[What to work on] Exactly reproduce each record listed below.
[START Records provided]
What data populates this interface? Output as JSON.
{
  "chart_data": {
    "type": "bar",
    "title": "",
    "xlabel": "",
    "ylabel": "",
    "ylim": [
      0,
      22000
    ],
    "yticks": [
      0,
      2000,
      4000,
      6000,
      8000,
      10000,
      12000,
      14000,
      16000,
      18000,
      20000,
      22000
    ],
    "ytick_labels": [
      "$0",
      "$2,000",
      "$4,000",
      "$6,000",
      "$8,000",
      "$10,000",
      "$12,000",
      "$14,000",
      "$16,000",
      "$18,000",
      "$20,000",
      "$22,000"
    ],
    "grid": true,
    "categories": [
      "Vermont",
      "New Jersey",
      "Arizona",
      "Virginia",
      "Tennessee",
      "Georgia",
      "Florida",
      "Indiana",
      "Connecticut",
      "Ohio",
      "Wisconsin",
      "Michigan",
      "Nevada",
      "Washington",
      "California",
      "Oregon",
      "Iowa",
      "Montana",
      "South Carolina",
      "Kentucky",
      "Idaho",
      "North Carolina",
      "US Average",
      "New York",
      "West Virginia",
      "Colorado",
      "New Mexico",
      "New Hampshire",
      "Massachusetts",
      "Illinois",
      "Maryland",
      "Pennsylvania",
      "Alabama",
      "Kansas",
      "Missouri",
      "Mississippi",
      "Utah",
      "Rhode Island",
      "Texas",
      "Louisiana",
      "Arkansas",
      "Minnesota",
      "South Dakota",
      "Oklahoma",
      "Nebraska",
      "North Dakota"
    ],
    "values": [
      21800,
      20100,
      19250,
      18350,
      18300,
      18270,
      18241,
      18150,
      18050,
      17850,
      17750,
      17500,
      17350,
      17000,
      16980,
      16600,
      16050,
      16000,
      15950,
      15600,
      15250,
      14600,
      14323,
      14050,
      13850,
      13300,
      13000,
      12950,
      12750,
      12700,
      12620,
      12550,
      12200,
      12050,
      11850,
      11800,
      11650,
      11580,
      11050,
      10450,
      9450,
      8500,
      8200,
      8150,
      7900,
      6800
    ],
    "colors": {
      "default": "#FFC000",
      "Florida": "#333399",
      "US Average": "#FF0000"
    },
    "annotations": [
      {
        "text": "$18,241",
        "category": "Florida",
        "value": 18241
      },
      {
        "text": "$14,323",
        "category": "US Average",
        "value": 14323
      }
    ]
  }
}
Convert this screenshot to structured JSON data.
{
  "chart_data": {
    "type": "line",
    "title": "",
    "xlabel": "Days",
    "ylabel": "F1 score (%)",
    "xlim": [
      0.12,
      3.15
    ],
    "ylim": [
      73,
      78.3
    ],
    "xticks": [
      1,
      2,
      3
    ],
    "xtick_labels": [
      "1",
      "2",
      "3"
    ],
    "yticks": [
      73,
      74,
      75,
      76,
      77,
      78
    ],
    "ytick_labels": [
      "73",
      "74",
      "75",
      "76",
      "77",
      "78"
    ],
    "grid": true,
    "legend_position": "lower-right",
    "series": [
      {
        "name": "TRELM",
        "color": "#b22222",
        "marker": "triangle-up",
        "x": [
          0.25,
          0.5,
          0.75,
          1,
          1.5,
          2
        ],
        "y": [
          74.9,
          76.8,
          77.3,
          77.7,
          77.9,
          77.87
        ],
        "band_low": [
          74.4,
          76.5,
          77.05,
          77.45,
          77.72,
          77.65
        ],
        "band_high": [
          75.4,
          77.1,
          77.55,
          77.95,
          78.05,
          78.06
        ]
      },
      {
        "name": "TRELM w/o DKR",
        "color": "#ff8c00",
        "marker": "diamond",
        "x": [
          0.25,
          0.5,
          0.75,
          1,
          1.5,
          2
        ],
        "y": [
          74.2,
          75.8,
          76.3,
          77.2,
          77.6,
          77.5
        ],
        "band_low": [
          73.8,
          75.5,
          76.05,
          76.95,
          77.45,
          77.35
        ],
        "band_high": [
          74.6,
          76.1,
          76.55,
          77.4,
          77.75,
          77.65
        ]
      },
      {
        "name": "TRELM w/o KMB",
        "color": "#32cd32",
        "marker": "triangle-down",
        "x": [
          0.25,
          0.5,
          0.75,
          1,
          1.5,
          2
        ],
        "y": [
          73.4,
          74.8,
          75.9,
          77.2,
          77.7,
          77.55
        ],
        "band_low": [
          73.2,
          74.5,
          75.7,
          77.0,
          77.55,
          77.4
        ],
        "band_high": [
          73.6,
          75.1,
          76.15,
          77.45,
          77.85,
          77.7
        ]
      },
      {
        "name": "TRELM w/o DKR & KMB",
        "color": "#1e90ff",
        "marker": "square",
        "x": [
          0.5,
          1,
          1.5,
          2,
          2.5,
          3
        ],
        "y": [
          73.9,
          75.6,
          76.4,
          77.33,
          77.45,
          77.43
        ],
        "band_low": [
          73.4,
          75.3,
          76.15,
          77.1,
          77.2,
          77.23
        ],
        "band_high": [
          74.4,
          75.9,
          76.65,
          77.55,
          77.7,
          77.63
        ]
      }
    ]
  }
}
[END Records provided]
[Correct output]
What data populates this interface? Output as JSON.
{
  "chart_data": {
    "type": "bar",
    "title": "",
    "xlabel": "",
    "ylabel": "",
    "ylim": [
      0,
      22000
    ],
    "yticks": [
      0,
      2000,
      4000,
      6000,
      8000,
      10000,
      12000,
      14000,
      16000,
      18000,
      20000,
      22000
    ],
    "ytick_labels": [
      "$0",
      "$2,000",
      "$4,000",
      "$6,000",
      "$8,000",
      "$10,000",
      "$12,000",
      "$14,000",
      "$16,000",
      "$18,000",
      "$20,000",
      "$22,000"
    ],
    "grid": true,
    "categories": [
      "Vermont",
      "New Jersey",
      "Arizona",
      "Virginia",
      "Tennessee",
      "Georgia",
      "Florida",
      "Indiana",
      "Connecticut",
      "Ohio",
      "Wisconsin",
      "Michigan",
      "Nevada",
      "Washington",
      "California",
      "Oregon",
      "Iowa",
      "Montana",
      "South Carolina",
      "Kentucky",
      "Idaho",
      "North Carolina",
      "US Average",
      "New York",
      "West Virginia",
      "Colorado",
      "New Mexico",
      "New Hampshire",
      "Massachusetts",
      "Illinois",
      "Maryland",
      "Pennsylvania",
      "Alabama",
      "Kansas",
      "Missouri",
      "Mississippi",
      "Utah",
      "Rhode Island",
      "Texas",
      "Louisiana",
      "Arkansas",
      "Minnesota",
      "South Dakota",
      "Oklahoma",
      "Nebraska",
      "North Dakota"
    ],
    "values": [
      21800,
      20100,
      19250,
      18350,
      18300,
      18270,
      18241,
      18150,
      18050,
      17850,
      17750,
      17500,
      17350,
      17000,
      16980,
      16600,
      16050,
      16000,
      15950,
      15600,
      15250,
      14600,
      14323,
      14050,
      13850,
      13300,
      13000,
      12950,
      12750,
      12700,
      12620,
      12550,
      12200,
      12050,
      11850,
      11800,
      11650,
      11580,
      11050,
      10450,
      9450,
      8500,
      8200,
      8150,
      7900,
      6800
    ],
    "colors": {
      "default": "#FFC000",
      "Florida": "#333399",
      "US Average": "#FF0000"
    },
    "annotations": [
      {
        "text": "$18,241",
        "category": "Florida",
        "value": 18241
      },
      {
        "text": "$14,323",
        "category": "US Average",
        "value": 14323
      }
    ]
  }
}
Convert this screenshot to structured JSON data.
{
  "chart_data": {
    "type": "line",
    "title": "",
    "xlabel": "Days",
    "ylabel": "F1 score (%)",
    "xlim": [
      0.12,
      3.15
    ],
    "ylim": [
      73,
      78.3
    ],
    "xticks": [
      1,
      2,
      3
    ],
    "xtick_labels": [
      "1",
      "2",
      "3"
    ],
    "yticks": [
      73,
      74,
      75,
      76,
      77,
      78
    ],
    "ytick_labels": [
      "73",
      "74",
      "75",
      "76",
      "77",
      "78"
    ],
    "grid": true,
    "legend_position": "lower-right",
    "series": [
      {
        "name": "TRELM",
        "color": "#b22222",
        "marker": "triangle-up",
        "x": [
          0.25,
          0.5,
          0.75,
          1,
          1.5,
          2
        ],
        "y": [
          74.9,
          76.8,
          77.3,
          77.7,
          77.9,
          77.87
        ],
        "band_low": [
          74.4,
          76.5,
          77.05,
          77.45,
          77.72,
          77.65
        ],
        "band_high": [
          75.4,
          77.1,
          77.55,
          77.95,
          78.05,
          78.06
        ]
      },
      {
        "name": "TRELM w/o DKR",
        "color": "#ff8c00",
        "marker": "diamond",
        "x": [
          0.25,
          0.5,
          0.75,
          1,
          1.5,
          2
        ],
        "y": [
          74.2,
          75.8,
          76.3,
          77.2,
          77.6,
          77.5
        ],
        "band_low": [
          73.8,
          75.5,
          76.05,
          76.95,
          77.45,
          77.35
        ],
        "band_high": [
          74.6,
          76.1,
          76.55,
          77.4,
          77.75,
          77.65
        ]
      },
      {
        "name": "TRELM w/o KMB",
        "color": "#32cd32",
        "marker": "triangle-down",
        "x": [
          0.25,
          0.5,
          0.75,
          1,
          1.5,
          2
        ],
        "y": [
          73.4,
          74.8,
          75.9,
          77.2,
          77.7,
          77.55
        ],
        "band_low": [
          73.2,
          74.5,
          75.7,
          77.0,
          77.55,
          77.4
        ],
        "band_high": [
          73.6,
          75.1,
          76.15,
          77.45,
          77.85,
          77.7
        ]
      },
      {
        "name": "TRELM w/o DKR & KMB",
        "color": "#1e90ff",
        "marker": "square",
        "x": [
          0.5,
          1,
          1.5,
          2,
          2.5,
          3
        ],
        "y": [
          73.9,
          75.6,
          76.4,
          77.33,
          77.45,
          77.43
        ],
        "band_low": [
          73.4,
          75.3,
          76.15,
          77.1,
          77.2,
          77.23
        ],
        "band_high": [
          74.4,
          75.9,
          76.65,
          77.55,
          77.7,
          77.63
        ]
      }
    ]
  }
}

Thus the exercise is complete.